Print every entry, word for word, and skip the images.

——

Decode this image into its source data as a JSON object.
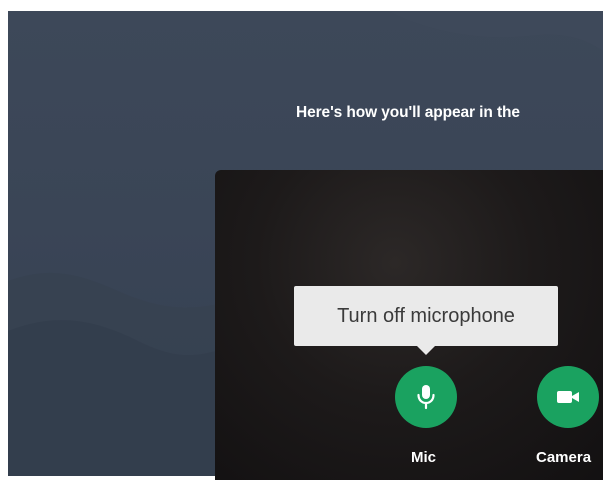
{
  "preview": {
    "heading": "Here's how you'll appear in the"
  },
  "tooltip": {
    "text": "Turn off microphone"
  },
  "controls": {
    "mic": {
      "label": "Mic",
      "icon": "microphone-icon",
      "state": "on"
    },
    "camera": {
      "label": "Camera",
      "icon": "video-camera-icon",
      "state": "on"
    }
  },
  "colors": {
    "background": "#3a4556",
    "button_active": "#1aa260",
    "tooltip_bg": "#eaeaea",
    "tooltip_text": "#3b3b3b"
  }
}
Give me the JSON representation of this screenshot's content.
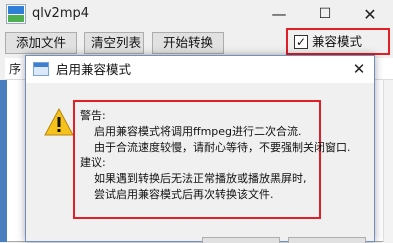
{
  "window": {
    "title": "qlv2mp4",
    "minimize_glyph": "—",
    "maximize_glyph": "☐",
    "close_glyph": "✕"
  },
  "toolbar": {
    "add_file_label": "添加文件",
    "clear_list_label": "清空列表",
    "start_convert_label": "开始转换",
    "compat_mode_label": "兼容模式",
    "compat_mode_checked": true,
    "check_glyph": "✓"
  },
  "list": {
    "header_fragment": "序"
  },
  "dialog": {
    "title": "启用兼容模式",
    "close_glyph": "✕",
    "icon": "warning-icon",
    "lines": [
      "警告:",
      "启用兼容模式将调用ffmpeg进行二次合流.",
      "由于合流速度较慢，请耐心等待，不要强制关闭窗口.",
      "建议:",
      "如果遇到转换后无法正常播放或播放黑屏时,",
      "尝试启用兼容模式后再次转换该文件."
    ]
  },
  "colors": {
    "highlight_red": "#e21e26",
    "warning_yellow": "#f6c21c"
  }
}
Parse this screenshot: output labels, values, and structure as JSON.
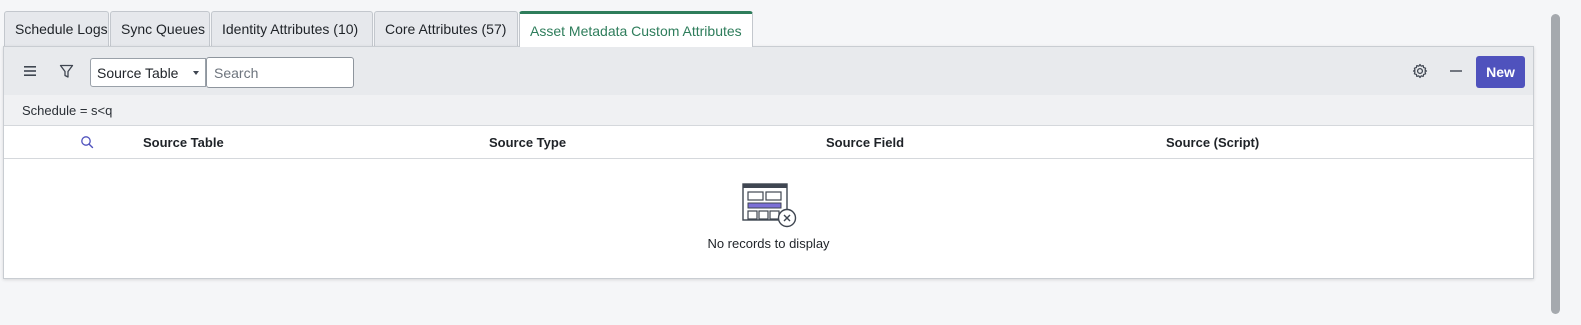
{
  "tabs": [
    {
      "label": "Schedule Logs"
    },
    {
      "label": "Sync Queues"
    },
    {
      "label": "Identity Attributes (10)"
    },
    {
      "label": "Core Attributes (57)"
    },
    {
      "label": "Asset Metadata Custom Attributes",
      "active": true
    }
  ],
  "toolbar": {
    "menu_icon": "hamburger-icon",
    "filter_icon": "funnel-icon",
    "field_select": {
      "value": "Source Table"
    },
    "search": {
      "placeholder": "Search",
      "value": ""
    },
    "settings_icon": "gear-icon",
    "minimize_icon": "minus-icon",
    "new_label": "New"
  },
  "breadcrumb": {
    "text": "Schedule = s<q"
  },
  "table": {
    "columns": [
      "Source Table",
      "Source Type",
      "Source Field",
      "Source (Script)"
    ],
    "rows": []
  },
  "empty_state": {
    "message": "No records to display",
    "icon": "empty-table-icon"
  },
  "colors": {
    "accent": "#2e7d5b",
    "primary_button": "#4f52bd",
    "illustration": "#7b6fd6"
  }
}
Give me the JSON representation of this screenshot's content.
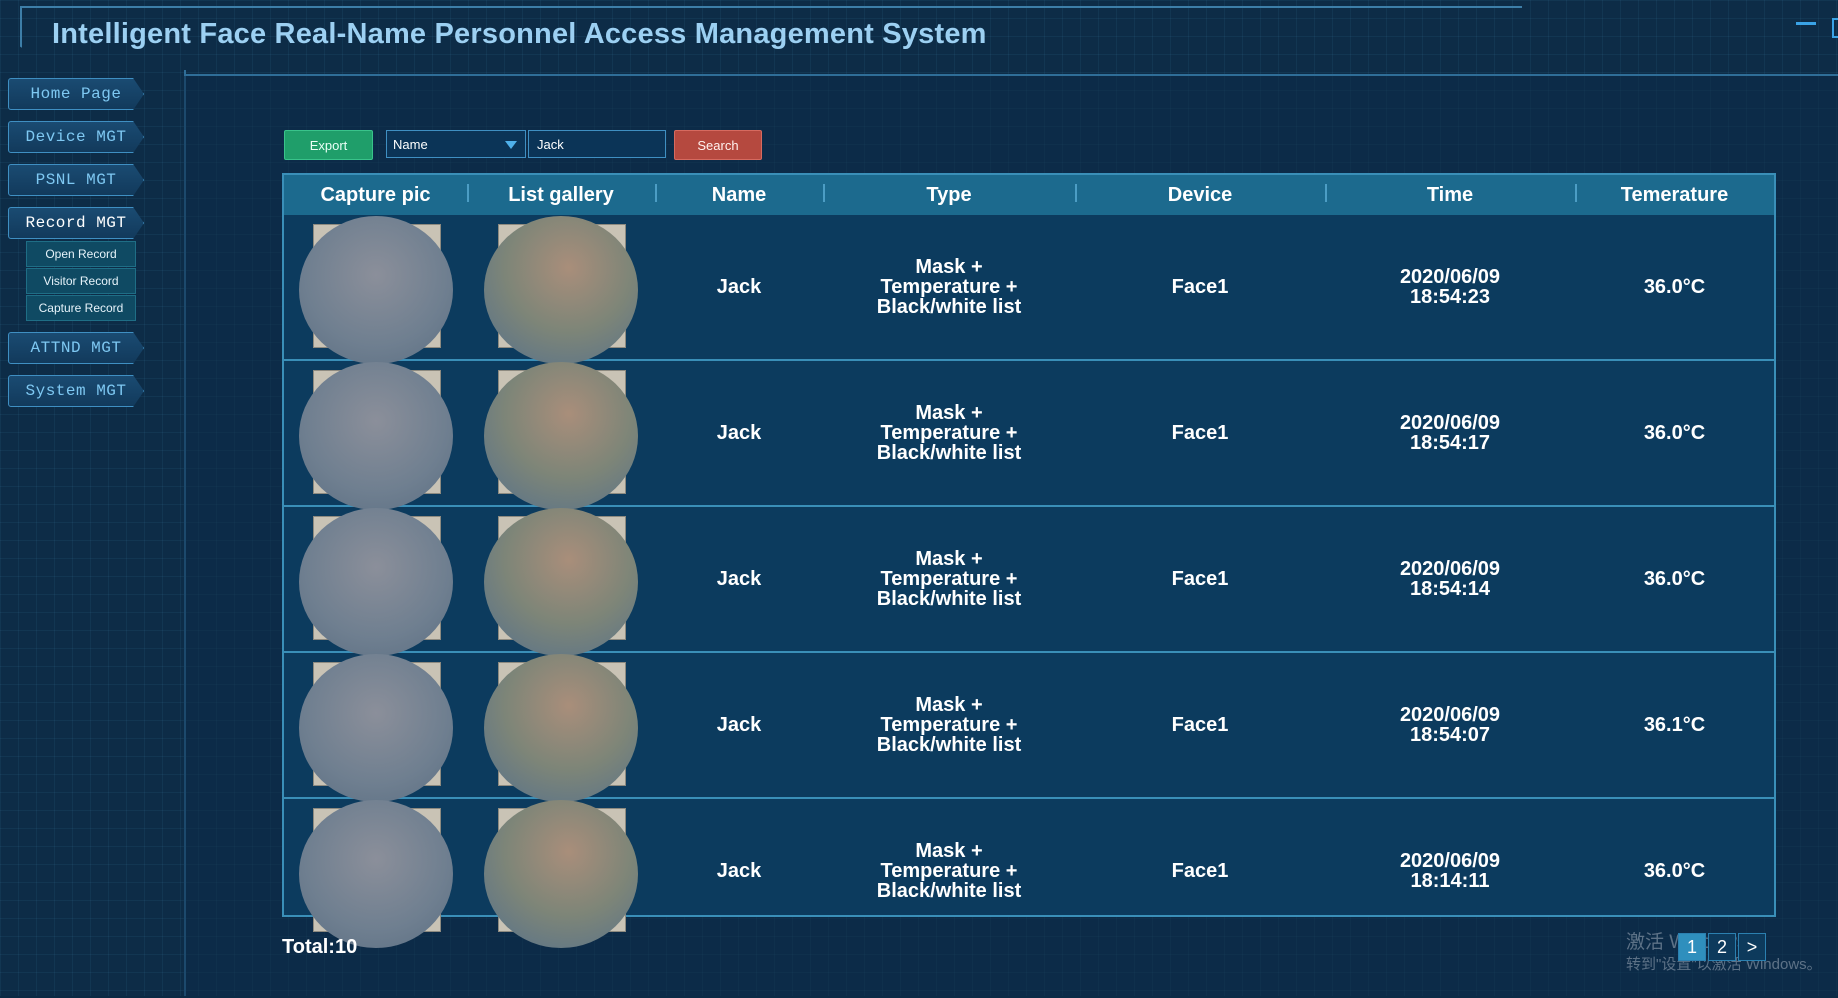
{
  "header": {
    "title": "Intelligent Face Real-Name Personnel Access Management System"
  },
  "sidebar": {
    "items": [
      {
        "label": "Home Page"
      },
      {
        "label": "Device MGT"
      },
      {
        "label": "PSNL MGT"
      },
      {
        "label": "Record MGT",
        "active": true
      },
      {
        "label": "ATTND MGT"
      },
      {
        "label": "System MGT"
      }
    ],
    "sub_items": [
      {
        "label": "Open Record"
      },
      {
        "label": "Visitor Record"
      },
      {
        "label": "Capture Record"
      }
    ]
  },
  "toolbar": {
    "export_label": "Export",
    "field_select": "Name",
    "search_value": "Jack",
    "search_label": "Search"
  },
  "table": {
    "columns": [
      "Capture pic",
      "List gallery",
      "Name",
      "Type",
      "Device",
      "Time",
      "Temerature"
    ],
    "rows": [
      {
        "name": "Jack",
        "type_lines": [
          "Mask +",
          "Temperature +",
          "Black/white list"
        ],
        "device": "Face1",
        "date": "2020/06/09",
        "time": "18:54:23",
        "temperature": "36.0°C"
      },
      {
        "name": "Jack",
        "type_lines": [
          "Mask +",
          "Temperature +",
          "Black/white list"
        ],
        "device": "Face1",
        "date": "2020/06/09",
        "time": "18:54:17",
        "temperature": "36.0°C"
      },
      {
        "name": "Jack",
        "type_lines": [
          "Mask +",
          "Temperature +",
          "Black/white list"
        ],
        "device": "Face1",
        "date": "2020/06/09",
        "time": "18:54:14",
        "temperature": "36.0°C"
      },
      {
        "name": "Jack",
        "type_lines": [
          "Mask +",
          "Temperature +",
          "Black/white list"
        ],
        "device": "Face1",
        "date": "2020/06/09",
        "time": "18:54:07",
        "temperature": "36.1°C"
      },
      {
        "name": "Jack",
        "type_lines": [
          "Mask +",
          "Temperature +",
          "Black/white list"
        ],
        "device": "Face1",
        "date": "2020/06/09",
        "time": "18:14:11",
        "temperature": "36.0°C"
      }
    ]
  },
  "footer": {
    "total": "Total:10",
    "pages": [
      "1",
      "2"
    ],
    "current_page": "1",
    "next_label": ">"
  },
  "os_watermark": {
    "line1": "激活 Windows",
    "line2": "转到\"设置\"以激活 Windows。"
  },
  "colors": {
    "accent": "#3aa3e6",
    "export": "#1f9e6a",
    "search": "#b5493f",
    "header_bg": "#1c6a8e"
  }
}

——

Answer for this exercise:
Decode this image into its source data as a JSON object.
{
  "preview": {
    "heading": "Here's how you'll appear in the"
  },
  "tooltip": {
    "text": "Turn off microphone"
  },
  "controls": {
    "mic": {
      "label": "Mic",
      "icon": "microphone-icon",
      "state": "on"
    },
    "camera": {
      "label": "Camera",
      "icon": "video-camera-icon",
      "state": "on"
    }
  },
  "colors": {
    "background": "#3a4556",
    "button_active": "#1aa260",
    "tooltip_bg": "#eaeaea",
    "tooltip_text": "#3b3b3b"
  }
}
Give me the JSON representation of this screenshot's content.
{
  "window": {
    "title": "qlv2mp4",
    "minimize_glyph": "—",
    "maximize_glyph": "☐",
    "close_glyph": "✕"
  },
  "toolbar": {
    "add_file_label": "添加文件",
    "clear_list_label": "清空列表",
    "start_convert_label": "开始转换",
    "compat_mode_label": "兼容模式",
    "compat_mode_checked": true,
    "check_glyph": "✓"
  },
  "list": {
    "header_fragment": "序"
  },
  "dialog": {
    "title": "启用兼容模式",
    "close_glyph": "✕",
    "icon": "warning-icon",
    "lines": [
      "警告:",
      "启用兼容模式将调用ffmpeg进行二次合流.",
      "由于合流速度较慢，请耐心等待，不要强制关闭窗口.",
      "建议:",
      "如果遇到转换后无法正常播放或播放黑屏时,",
      "尝试启用兼容模式后再次转换该文件."
    ]
  },
  "colors": {
    "highlight_red": "#e21e26",
    "warning_yellow": "#f6c21c"
  }
}
Parse this screenshot: output labels, values, and structure as JSON.
{
  "tabs": [
    {
      "label": "Schedule Logs"
    },
    {
      "label": "Sync Queues"
    },
    {
      "label": "Identity Attributes (10)"
    },
    {
      "label": "Core Attributes (57)"
    },
    {
      "label": "Asset Metadata Custom Attributes",
      "active": true
    }
  ],
  "toolbar": {
    "menu_icon": "hamburger-icon",
    "filter_icon": "funnel-icon",
    "field_select": {
      "value": "Source Table"
    },
    "search": {
      "placeholder": "Search",
      "value": ""
    },
    "settings_icon": "gear-icon",
    "minimize_icon": "minus-icon",
    "new_label": "New"
  },
  "breadcrumb": {
    "text": "Schedule = s<q"
  },
  "table": {
    "columns": [
      "Source Table",
      "Source Type",
      "Source Field",
      "Source (Script)"
    ],
    "rows": []
  },
  "empty_state": {
    "message": "No records to display",
    "icon": "empty-table-icon"
  },
  "colors": {
    "accent": "#2e7d5b",
    "primary_button": "#4f52bd",
    "illustration": "#7b6fd6"
  }
}
Give me the JSON representation of this screenshot's content.
{
  "header": {
    "title": "Intelligent Face Real-Name Personnel Access Management System"
  },
  "sidebar": {
    "items": [
      {
        "label": "Home Page"
      },
      {
        "label": "Device MGT"
      },
      {
        "label": "PSNL MGT"
      },
      {
        "label": "Record MGT",
        "active": true
      },
      {
        "label": "ATTND MGT"
      },
      {
        "label": "System MGT"
      }
    ],
    "sub_items": [
      {
        "label": "Open Record"
      },
      {
        "label": "Visitor Record"
      },
      {
        "label": "Capture Record"
      }
    ]
  },
  "toolbar": {
    "export_label": "Export",
    "field_select": "Name",
    "search_value": "Jack",
    "search_label": "Search"
  },
  "table": {
    "columns": [
      "Capture pic",
      "List gallery",
      "Name",
      "Type",
      "Device",
      "Time",
      "Temerature"
    ],
    "rows": [
      {
        "name": "Jack",
        "type_lines": [
          "Mask +",
          "Temperature +",
          "Black/white list"
        ],
        "device": "Face1",
        "date": "2020/06/09",
        "time": "18:54:23",
        "temperature": "36.0°C"
      },
      {
        "name": "Jack",
        "type_lines": [
          "Mask +",
          "Temperature +",
          "Black/white list"
        ],
        "device": "Face1",
        "date": "2020/06/09",
        "time": "18:54:17",
        "temperature": "36.0°C"
      },
      {
        "name": "Jack",
        "type_lines": [
          "Mask +",
          "Temperature +",
          "Black/white list"
        ],
        "device": "Face1",
        "date": "2020/06/09",
        "time": "18:54:14",
        "temperature": "36.0°C"
      },
      {
        "name": "Jack",
        "type_lines": [
          "Mask +",
          "Temperature +",
          "Black/white list"
        ],
        "device": "Face1",
        "date": "2020/06/09",
        "time": "18:54:07",
        "temperature": "36.1°C"
      },
      {
        "name": "Jack",
        "type_lines": [
          "Mask +",
          "Temperature +",
          "Black/white list"
        ],
        "device": "Face1",
        "date": "2020/06/09",
        "time": "18:14:11",
        "temperature": "36.0°C"
      }
    ]
  },
  "footer": {
    "total": "Total:10",
    "pages": [
      "1",
      "2"
    ],
    "current_page": "1",
    "next_label": ">"
  },
  "os_watermark": {
    "line1": "激活 Windows",
    "line2": "转到\"设置\"以激活 Windows。"
  },
  "colors": {
    "accent": "#3aa3e6",
    "export": "#1f9e6a",
    "search": "#b5493f",
    "header_bg": "#1c6a8e"
  }
}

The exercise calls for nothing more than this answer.